WRITTEN EXERCISE: Copy each line below without leaving any out.

DATASET ROWS:

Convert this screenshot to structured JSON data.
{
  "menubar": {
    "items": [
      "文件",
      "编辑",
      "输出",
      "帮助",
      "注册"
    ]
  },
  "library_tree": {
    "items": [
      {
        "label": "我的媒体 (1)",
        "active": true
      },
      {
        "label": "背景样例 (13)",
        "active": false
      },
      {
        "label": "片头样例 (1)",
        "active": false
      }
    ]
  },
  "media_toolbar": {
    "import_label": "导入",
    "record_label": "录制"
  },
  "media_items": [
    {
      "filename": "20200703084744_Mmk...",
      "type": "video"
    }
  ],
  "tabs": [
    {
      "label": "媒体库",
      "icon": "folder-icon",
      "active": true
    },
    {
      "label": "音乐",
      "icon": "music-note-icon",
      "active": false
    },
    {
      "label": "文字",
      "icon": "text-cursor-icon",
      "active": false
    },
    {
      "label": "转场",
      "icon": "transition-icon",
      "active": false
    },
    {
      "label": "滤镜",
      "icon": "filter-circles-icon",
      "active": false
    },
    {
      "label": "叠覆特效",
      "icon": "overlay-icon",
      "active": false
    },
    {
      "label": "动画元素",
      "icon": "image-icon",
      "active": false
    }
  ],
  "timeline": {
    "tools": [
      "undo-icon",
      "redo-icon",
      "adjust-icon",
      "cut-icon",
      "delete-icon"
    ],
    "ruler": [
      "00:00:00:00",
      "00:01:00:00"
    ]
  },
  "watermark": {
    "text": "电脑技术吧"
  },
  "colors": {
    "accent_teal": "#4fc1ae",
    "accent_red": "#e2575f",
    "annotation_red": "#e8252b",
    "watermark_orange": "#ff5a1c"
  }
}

RESULT FOR THIS TASK:
Convert this screenshot to structured JSON data.
{
  "menubar": {
    "items": [
      "文件",
      "编辑",
      "输出",
      "帮助",
      "注册"
    ]
  },
  "library_tree": {
    "items": [
      {
        "label": "我的媒体 (1)",
        "active": true
      },
      {
        "label": "背景样例 (13)",
        "active": false
      },
      {
        "label": "片头样例 (1)",
        "active": false
      }
    ]
  },
  "media_toolbar": {
    "import_label": "导入",
    "record_label": "录制"
  },
  "media_items": [
    {
      "filename": "20200703084744_Mmk...",
      "type": "video"
    }
  ],
  "tabs": [
    {
      "label": "媒体库",
      "icon": "folder-icon",
      "active": true
    },
    {
      "label": "音乐",
      "icon": "music-note-icon",
      "active": false
    },
    {
      "label": "文字",
      "icon": "text-cursor-icon",
      "active": false
    },
    {
      "label": "转场",
      "icon": "transition-icon",
      "active": false
    },
    {
      "label": "滤镜",
      "icon": "filter-circles-icon",
      "active": false
    },
    {
      "label": "叠覆特效",
      "icon": "overlay-icon",
      "active": false
    },
    {
      "label": "动画元素",
      "icon": "image-icon",
      "active": false
    }
  ],
  "timeline": {
    "tools": [
      "undo-icon",
      "redo-icon",
      "adjust-icon",
      "cut-icon",
      "delete-icon"
    ],
    "ruler": [
      "00:00:00:00",
      "00:01:00:00"
    ]
  },
  "watermark": {
    "text": "电脑技术吧"
  },
  "colors": {
    "accent_teal": "#4fc1ae",
    "accent_red": "#e2575f",
    "annotation_red": "#e8252b",
    "watermark_orange": "#ff5a1c"
  }
}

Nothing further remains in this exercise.